* Begin Listing *
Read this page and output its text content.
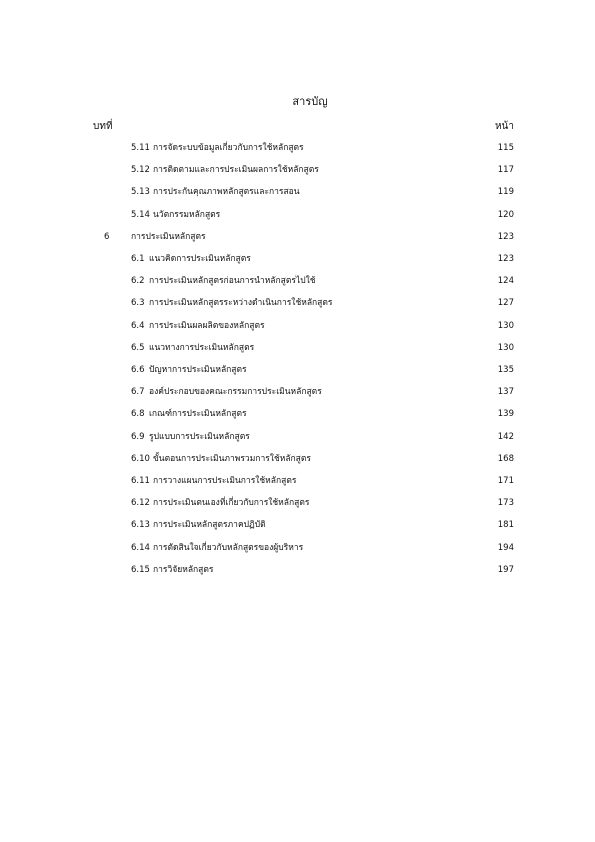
สารบัญ
บทที่	หน้า
5.11 การจัดระบบข้อมูลเกี่ยวกับการใช้หลักสูตร	115
5.12 การติดตามและการประเมินผลการใช้หลักสูตร	117
5.13 การประกันคุณภาพหลักสูตรและการสอน	119
5.14 นวัตกรรมหลักสูตร	120
6	การประเมินหลักสูตร	123
6.1 แนวคิดการประเมินหลักสูตร	123
6.2 การประเมินหลักสูตรก่อนการนำหลักสูตรไปใช้	124
6.3 การประเมินหลักสูตรระหว่างดำเนินการใช้หลักสูตร	127
6.4 การประเมินผลผลิตของหลักสูตร	130
6.5 แนวทางการประเมินหลักสูตร	130
6.6 ปัญหาการประเมินหลักสูตร	135
6.7 องค์ประกอบของคณะกรรมการประเมินหลักสูตร	137
6.8 เกณฑ์การประเมินหลักสูตร	139
6.9 รูปแบบการประเมินหลักสูตร	142
6.10 ขั้นตอนการประเมินภาพรวมการใช้หลักสูตร	168
6.11 การวางแผนการประเมินการใช้หลักสูตร	171
6.12 การประเมินตนเองที่เกี่ยวกับการใช้หลักสูตร	173
6.13 การประเมินหลักสูตรภาคปฏิบัติ	181
6.14 การตัดสินใจเกี่ยวกับหลักสูตรของผู้บริหาร	194
6.15 การวิจัยหลักสูตร	197
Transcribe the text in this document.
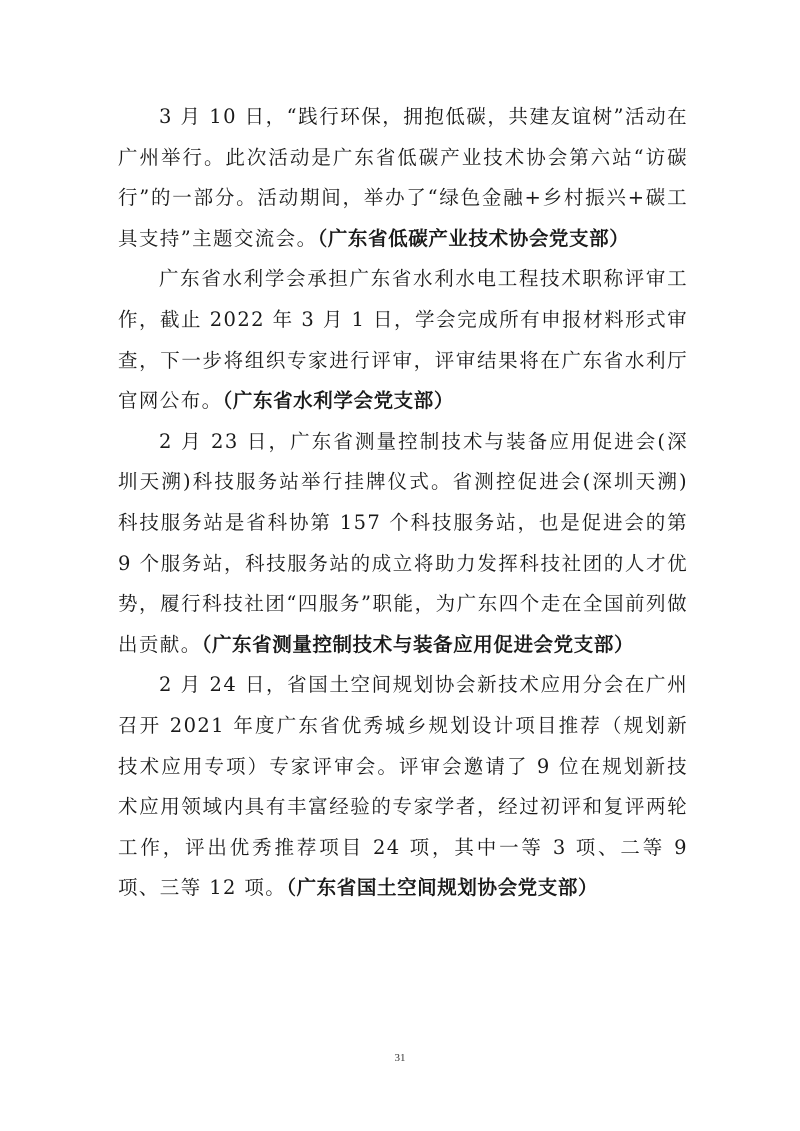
3 月 10 日，“践行环保，拥抱低碳，共建友谊树”活动在广州举行。此次活动是广东省低碳产业技术协会第六站“访碳行”的一部分。活动期间，举办了“绿色金融+乡村振兴+碳工具支持”主题交流会。（广东省低碳产业技术协会党支部）

广东省水利学会承担广东省水利水电工程技术职称评审工作，截止 2022 年 3 月 1 日，学会完成所有申报材料形式审查，下一步将组织专家进行评审，评审结果将在广东省水利厅官网公布。（广东省水利学会党支部）

2 月 23 日，广东省测量控制技术与装备应用促进会(深圳天溯)科技服务站举行挂牌仪式。省测控促进会(深圳天溯)科技服务站是省科协第 157 个科技服务站，也是促进会的第 9 个服务站，科技服务站的成立将助力发挥科技社团的人才优势，履行科技社团“四服务”职能，为广东四个走在全国前列做出贡献。（广东省测量控制技术与装备应用促进会党支部）

2 月 24 日，省国土空间规划协会新技术应用分会在广州召开 2021 年度广东省优秀城乡规划设计项目推荐（规划新技术应用专项）专家评审会。评审会邀请了 9 位在规划新技术应用领域内具有丰富经验的专家学者，经过初评和复评两轮工作，评出优秀推荐项目 24 项，其中一等 3 项、二等 9 项、三等 12 项。（广东省国土空间规划协会党支部）

31
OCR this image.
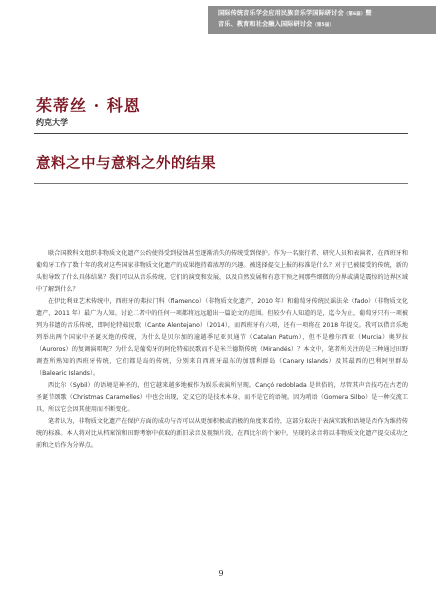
国际传统音乐学会应用民族音乐学国际研讨会（第6届）暨
音乐、教育和社会融入国际研讨会（第5届）
茱蒂丝 · 科恩
约克大学
意料之中与意料之外的结果

联合国教科文组织非物质文化遗产公约使得受到侵蚀甚至逐渐消失的传统受到保护。作为一名旅行者、研究人员和表演者，在西班牙和葡萄牙工作了数十年的我对这些国家非物质文化遗产的成果抱持着浓厚的兴趣。被选择提交上报的标准是什么？对于已被接受的传统，新的头衔导致了什么具体结果？我们可以从音乐传统、它们的演变和发展，以及自然发展和有意干预之间那些细微的分界或满是震惊的边界区域中了解到什么？

在伊比利亚艺术传统中，西班牙的弗拉门科（flamenco）（非物质文化遗产，2010 年）和葡萄牙传统民谣法朵（fado）（非物质文化遗产，2011 年）最广为人知。讨论二者中的任何一项都将远远超出一篇论文的范围。但较少有人知道的是，迄今为止，葡萄牙只有一项被列为非遗的音乐传统，即阿伦特茹民歌（Cante Alentejano）（2014），而西班牙有六项，还有一项将在 2018 年提交。我可以借音乐地列举出两个国家中圣诞灭绝的传统，为什么是贝尔加的逾越季尼亚贝通节（Catalan Patum），但不是穆尔西亚（Murcia）奥罗拉（Auroros）的复调演唱呢？为什么是葡萄牙的阿伦特茹民歌而不是米兰德斯传统（Mirandés）？本文中，笔者所关注的是三种通过田野调查所熟知的西班牙传统，它们都是岛的传统，分别来自西班牙最东的加那利群岛（Canary Islands）及其最西的巴利阿里群岛（Balearic Islands）。

西比尔（Sybil）的语境是神圣的，但它越来越多地被作为娱乐表演所呈现。Cançó redoblada 是世俗的，尽管其声音技巧在古老的圣诞节颂歌（Christmas Caramelles）中也会出现，定义它的是技术本身，而不是它的语境。因为哨语（Gomera Silbo）是一种交流工具，所以它会因其使用而不断变化。

笔者认为，非物质文化遗产在保护方面的成功与否可以从更加积极或消极的角度来看待，这部分取决于表演实践和语境是否作为维持传统的标准。本人将对比从档案馆和田野考察中获取的新旧录音及视频片段，在西比尔的个案中，呈现的录音将以非物质文化遗产提交成功之前和之后作为分界点。

9
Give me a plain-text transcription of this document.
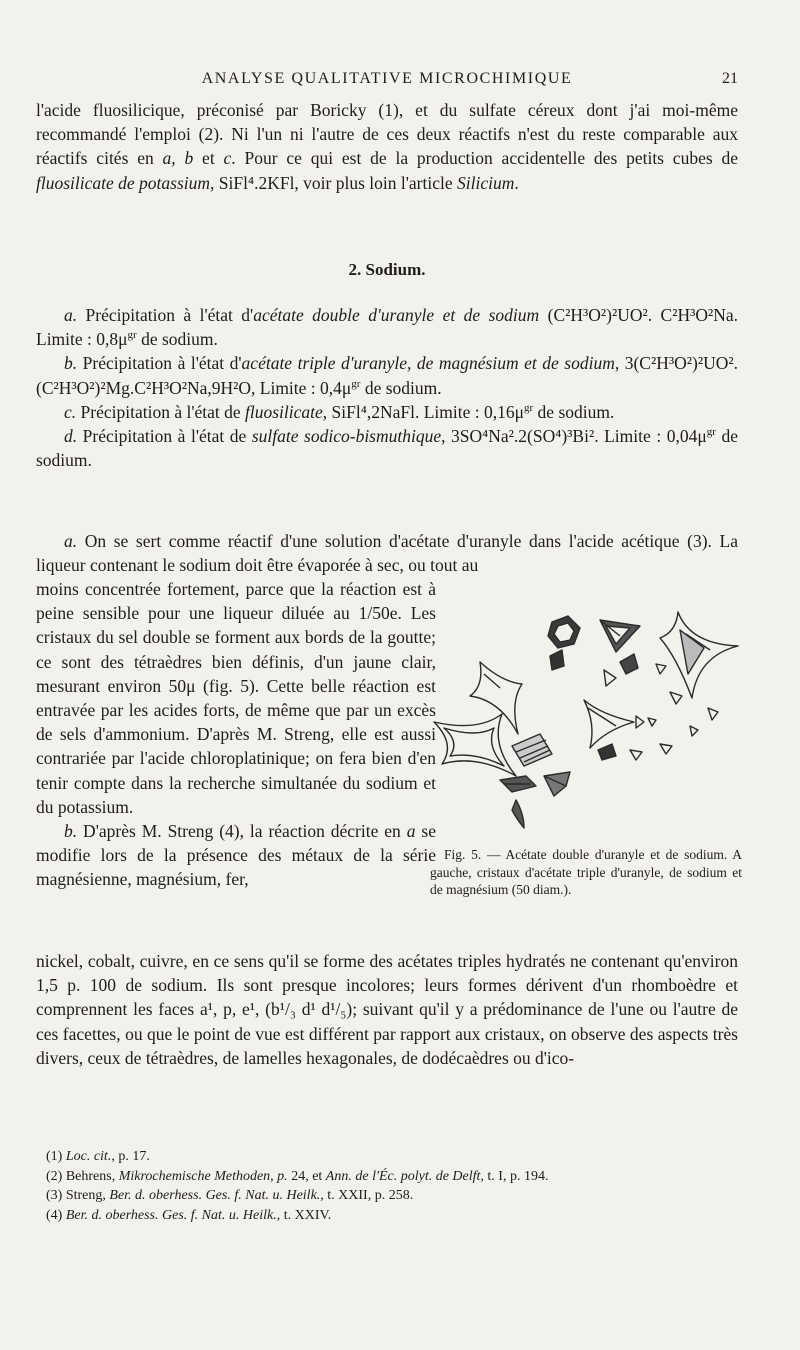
ANALYSE QUALITATIVE MICROCHIMIQUE	21

l'acide fluosilicique, préconisé par Boricky (1), et du sulfate céreux dont j'ai moi-même recommandé l'emploi (2). Ni l'un ni l'autre de ces deux réactifs n'est du reste comparable aux réactifs cités en a, b et c. Pour ce qui est de la production accidentelle des petits cubes de fluosilicate de potassium, SiFl⁴.2KFl, voir plus loin l'article Silicium.

2. Sodium.

a. Précipitation à l'état d'acétate double d'uranyle et de sodium (C²H³O²)²UO². C²H³O²Na. Limite : $0,8\mu^{gr}$ de sodium.

b. Précipitation à l'état d'acétate triple d'uranyle, de magnésium et de sodium, 3(C²H³O²)²UO².(C²H³O²)²Mg.C²H³O²Na,9H²O, Limite : $0,4\mu^{gr}$ de sodium.

c. Précipitation à l'état de fluosilicate, SiFl⁴,2NaFl. Limite : $0,16\mu^{gr}$ de sodium.

d. Précipitation à l'état de sulfate sodico-bismuthique, 3SO⁴Na².2(SO⁴)³Bi². Limite : $0,04\mu^{gr}$ de sodium.

a. On se sert comme réactif d'une solution d'acétate d'uranyle dans l'acide acétique (3). La liqueur contenant le sodium doit être évaporée à sec, ou tout au

moins concentrée fortement, parce que la réaction est à peine sensible pour une liqueur diluée au 1/50e. Les cristaux du sel double se forment aux bords de la goutte; ce sont des tétraèdres bien définis, d'un jaune clair, mesurant environ 50μ (fig. 5). Cette belle réaction est entravée par les acides forts, de même que par un excès de sels d'ammonium. D'après M. Streng, elle est aussi contrariée par l'acide chloroplatinique; on fera bien d'en tenir compte dans la recherche simultanée du sodium et du potassium.

b. D'après M. Streng (4), la réaction décrite en a se modifie lors de la présence des métaux de la série magnésienne, magnésium, fer,

nickel, cobalt, cuivre, en ce sens qu'il se forme des acétates triples hydratés ne contenant qu'environ 1,5 p. 100 de sodium. Ils sont presque incolores; leurs formes dérivent d'un rhomboèdre et comprennent les faces a¹, p, e¹, (b¹/₃ d¹ d¹/₅); suivant qu'il y a prédominance de l'une ou l'autre de ces facettes, ou que le point de vue est différent par rapport aux cristaux, on observe des aspects très divers, ceux de tétraèdres, de lamelles hexagonales, de dodécaèdres ou d'ico-

(1) Loc. cit., p. 17.

(2) Behrens, Mikrochemische Methoden, p. 24, et Ann. de l'Éc. polyt. de Delft, t. I, p. 194.

(3) Streng, Ber. d. oberhess. Ges. f. Nat. u. Heilk., t. XXII, p. 258.

(4) Ber. d. oberhess. Ges. f. Nat. u. Heilk., t. XXIV.

Fig. 5. — Acétate double d'uranyle et de sodium. A gauche, cristaux d'acétate triple d'uranyle, de sodium et de magnésium (50 diam.).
* End Listing *
• Problem to work on
Using the listing above, gather each line that holds the string "this" and copy it.

• Solution below
Read this page and output its text content.
Transcribe the text in this document.
OCR this image.
Give me a plain-text transcription of this document.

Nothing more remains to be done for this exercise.